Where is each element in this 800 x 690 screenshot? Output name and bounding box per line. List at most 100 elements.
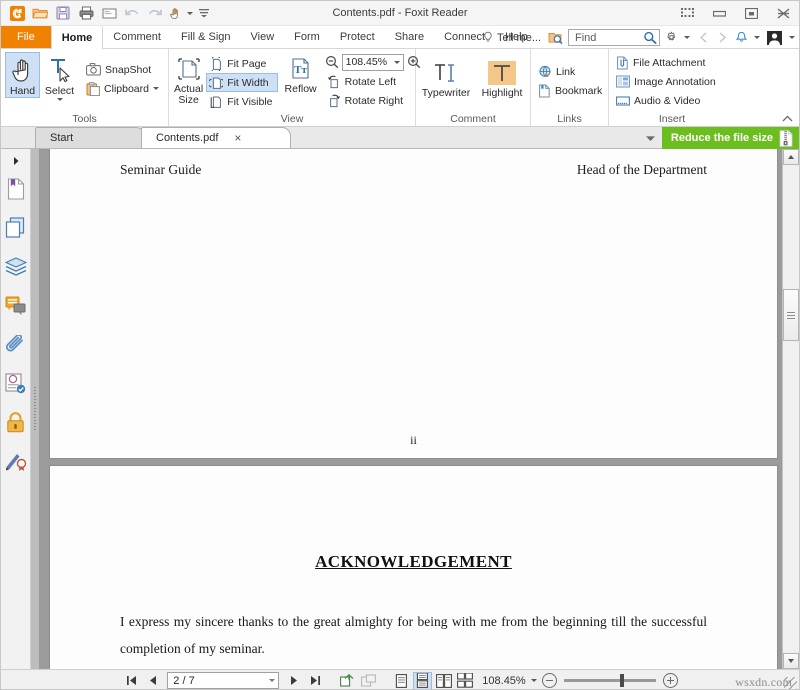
chevron-down-icon[interactable] — [394, 61, 400, 64]
sidebar-item-attachments[interactable] — [2, 325, 30, 364]
menu-tab-protect[interactable]: Protect — [330, 26, 385, 48]
document-view[interactable]: Seminar Guide Head of the Department ii … — [39, 149, 799, 669]
bookmark-button[interactable]: Bookmark — [535, 81, 607, 100]
hand-pointer-icon[interactable] — [167, 3, 183, 23]
rotate-right-button[interactable]: Rotate Right — [324, 91, 422, 110]
close-icon[interactable]: × — [234, 131, 241, 145]
sidebar-item-layers[interactable] — [2, 247, 30, 286]
chevron-down-icon[interactable] — [153, 87, 159, 90]
open-folder-icon[interactable] — [29, 3, 51, 23]
search-text-icon[interactable] — [547, 28, 563, 47]
scrollbar-thumb[interactable] — [783, 289, 799, 341]
sidebar-item-bookmarks[interactable] — [2, 169, 30, 208]
back-arrow-icon[interactable] — [695, 28, 711, 47]
continuous-scrolling-button[interactable] — [413, 672, 432, 690]
panel-splitter[interactable] — [31, 149, 39, 669]
search-input[interactable] — [573, 31, 643, 45]
clipboard-button[interactable]: Clipboard — [83, 79, 164, 98]
sidebar-item-comments[interactable] — [2, 286, 30, 325]
scroll-down-button[interactable] — [783, 653, 799, 669]
zoom-slider-thumb[interactable] — [620, 674, 624, 687]
save-floppy-icon[interactable] — [52, 3, 74, 23]
select-tool-label: Select — [45, 86, 74, 97]
single-page-view-button[interactable] — [392, 672, 411, 690]
document-vertical-scrollbar[interactable] — [782, 149, 799, 669]
more-commands-icon[interactable] — [197, 3, 211, 23]
scroll-up-button[interactable] — [783, 149, 799, 165]
typewriter-label: Typewriter — [422, 88, 470, 99]
sidebar-item-page-thumbnails[interactable] — [2, 208, 30, 247]
audio-video-button[interactable]: Audio & Video — [613, 91, 721, 110]
expand-panel-arrow-icon[interactable] — [1, 153, 31, 169]
settings-caret-icon[interactable] — [682, 28, 692, 47]
snapshot-button[interactable]: SnapShot — [83, 60, 164, 79]
select-tool-button[interactable]: Select — [42, 52, 77, 102]
image-annotation-button[interactable]: Image Annotation — [613, 72, 721, 91]
reduce-file-size-button[interactable]: Reduce the file size — [662, 127, 799, 149]
file-attachment-button[interactable]: File Attachment — [613, 53, 721, 72]
sidebar-item-signatures[interactable] — [2, 442, 30, 481]
page-number-field[interactable]: 2 / 7 — [167, 672, 279, 689]
sidebar-item-security[interactable] — [2, 403, 30, 442]
last-page-button[interactable] — [305, 672, 324, 690]
redo-arrow-icon[interactable] — [144, 3, 166, 23]
continuous-facing-button[interactable] — [455, 672, 474, 690]
zoom-level-field[interactable]: 108.45% — [342, 54, 404, 71]
menu-tab-fill-sign[interactable]: Fill & Sign — [171, 26, 241, 48]
chevron-up-icon[interactable] — [780, 111, 794, 125]
menu-tab-file[interactable]: File — [1, 26, 51, 48]
doc-tab-start[interactable]: Start — [35, 127, 145, 148]
actual-size-button[interactable]: Actual Size — [173, 52, 204, 107]
fit-width-button[interactable]: Fit Width — [206, 73, 277, 92]
menu-tab-comment[interactable]: Comment — [103, 26, 171, 48]
rotate-left-button[interactable]: Rotate Left — [324, 72, 422, 91]
chevron-down-icon[interactable] — [57, 98, 63, 101]
menu-tab-home[interactable]: Home — [51, 26, 104, 49]
facing-pages-button[interactable] — [434, 672, 453, 690]
gear-icon[interactable] — [663, 28, 679, 47]
link-globe-icon — [538, 65, 552, 79]
grid-dots-icon[interactable] — [671, 1, 703, 26]
email-icon[interactable] — [98, 3, 120, 23]
avatar-caret-icon[interactable] — [786, 28, 797, 47]
undo-arrow-icon[interactable] — [121, 3, 143, 23]
fit-page-button[interactable]: Fit Page — [206, 54, 277, 73]
overflow-icon[interactable] — [184, 3, 196, 23]
next-page-button[interactable] — [284, 672, 303, 690]
next-view-button[interactable] — [359, 672, 378, 690]
link-button[interactable]: Link — [535, 62, 607, 81]
doc-tab-contents[interactable]: Contents.pdf × — [141, 127, 291, 148]
hand-tool-button[interactable]: Hand — [5, 52, 40, 98]
find-input-wrapper[interactable] — [568, 29, 660, 46]
menu-tab-form[interactable]: Form — [284, 26, 330, 48]
status-zoom-in-button[interactable] — [663, 673, 678, 688]
chevron-down-icon[interactable] — [269, 679, 275, 682]
search-icon[interactable] — [643, 31, 657, 44]
reflow-button[interactable]: Tт Reflow — [284, 52, 318, 96]
typewriter-button[interactable]: Typewriter — [420, 56, 472, 100]
fit-visible-button[interactable]: Fit Visible — [206, 92, 277, 111]
restore-icon[interactable] — [735, 1, 767, 26]
foxit-logo-icon[interactable]: G — [6, 3, 28, 23]
menu-tab-share[interactable]: Share — [385, 26, 434, 48]
bell-caret-icon[interactable] — [752, 28, 762, 47]
first-page-button[interactable] — [122, 672, 141, 690]
chevron-down-icon[interactable] — [640, 127, 662, 149]
forward-arrow-icon[interactable] — [714, 28, 730, 47]
menu-tab-view[interactable]: View — [241, 26, 285, 48]
notification-bell-icon[interactable] — [733, 28, 749, 47]
printer-icon[interactable] — [75, 3, 97, 23]
status-zoom-out-button[interactable] — [542, 673, 557, 688]
zoom-out-icon[interactable] — [324, 53, 340, 72]
window-resize-grip[interactable] — [784, 677, 797, 690]
status-zoom-caret-icon[interactable] — [528, 671, 540, 690]
minimize-icon[interactable] — [703, 1, 735, 26]
highlight-button[interactable]: Highlight — [478, 56, 526, 100]
tell-me-button[interactable]: Tell me... — [480, 31, 544, 44]
previous-view-button[interactable] — [338, 672, 357, 690]
previous-page-button[interactable] — [143, 672, 162, 690]
close-icon[interactable] — [767, 1, 799, 26]
sidebar-item-stamps[interactable] — [2, 364, 30, 403]
avatar[interactable] — [765, 28, 783, 47]
zoom-slider[interactable] — [564, 679, 656, 682]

[Task objective] Can you copy the lines above unchanged, beginning at the line that contains "chevron-down-icon[interactable] — [394, 61, 400, 64]" and stopping after the line that contains "snapshot-button[interactable]: SnapShot —"?

[Finished exercise]
chevron-down-icon[interactable] — [394, 61, 400, 64]
sidebar-item-attachments[interactable] — [2, 325, 30, 364]
menu-tab-protect[interactable]: Protect — [330, 26, 385, 48]
document-view[interactable]: Seminar Guide Head of the Department ii … — [39, 149, 799, 669]
bookmark-button[interactable]: Bookmark — [535, 81, 607, 100]
hand-pointer-icon[interactable] — [167, 3, 183, 23]
rotate-right-button[interactable]: Rotate Right — [324, 91, 422, 110]
close-icon[interactable]: × — [234, 131, 241, 145]
sidebar-item-layers[interactable] — [2, 247, 30, 286]
chevron-down-icon[interactable] — [153, 87, 159, 90]
open-folder-icon[interactable] — [29, 3, 51, 23]
search-text-icon[interactable] — [547, 28, 563, 47]
scrollbar-thumb[interactable] — [783, 289, 799, 341]
sidebar-item-bookmarks[interactable] — [2, 169, 30, 208]
back-arrow-icon[interactable] — [695, 28, 711, 47]
continuous-scrolling-button[interactable] — [413, 672, 432, 690]
panel-splitter[interactable] — [31, 149, 39, 669]
search-input[interactable] — [573, 31, 643, 45]
clipboard-button[interactable]: Clipboard — [83, 79, 164, 98]
sidebar-item-comments[interactable] — [2, 286, 30, 325]
scroll-down-button[interactable] — [783, 653, 799, 669]
zoom-slider-thumb[interactable] — [620, 674, 624, 687]
save-floppy-icon[interactable] — [52, 3, 74, 23]
select-tool-label: Select — [45, 86, 74, 97]
single-page-view-button[interactable] — [392, 672, 411, 690]
document-vertical-scrollbar[interactable] — [782, 149, 799, 669]
more-commands-icon[interactable] — [197, 3, 211, 23]
scroll-up-button[interactable] — [783, 149, 799, 165]
typewriter-label: Typewriter — [422, 88, 470, 99]
sidebar-item-page-thumbnails[interactable] — [2, 208, 30, 247]
audio-video-button[interactable]: Audio & Video — [613, 91, 721, 110]
expand-panel-arrow-icon[interactable] — [1, 153, 31, 169]
settings-caret-icon[interactable] — [682, 28, 692, 47]
snapshot-button[interactable]: SnapShot — [83, 60, 164, 79]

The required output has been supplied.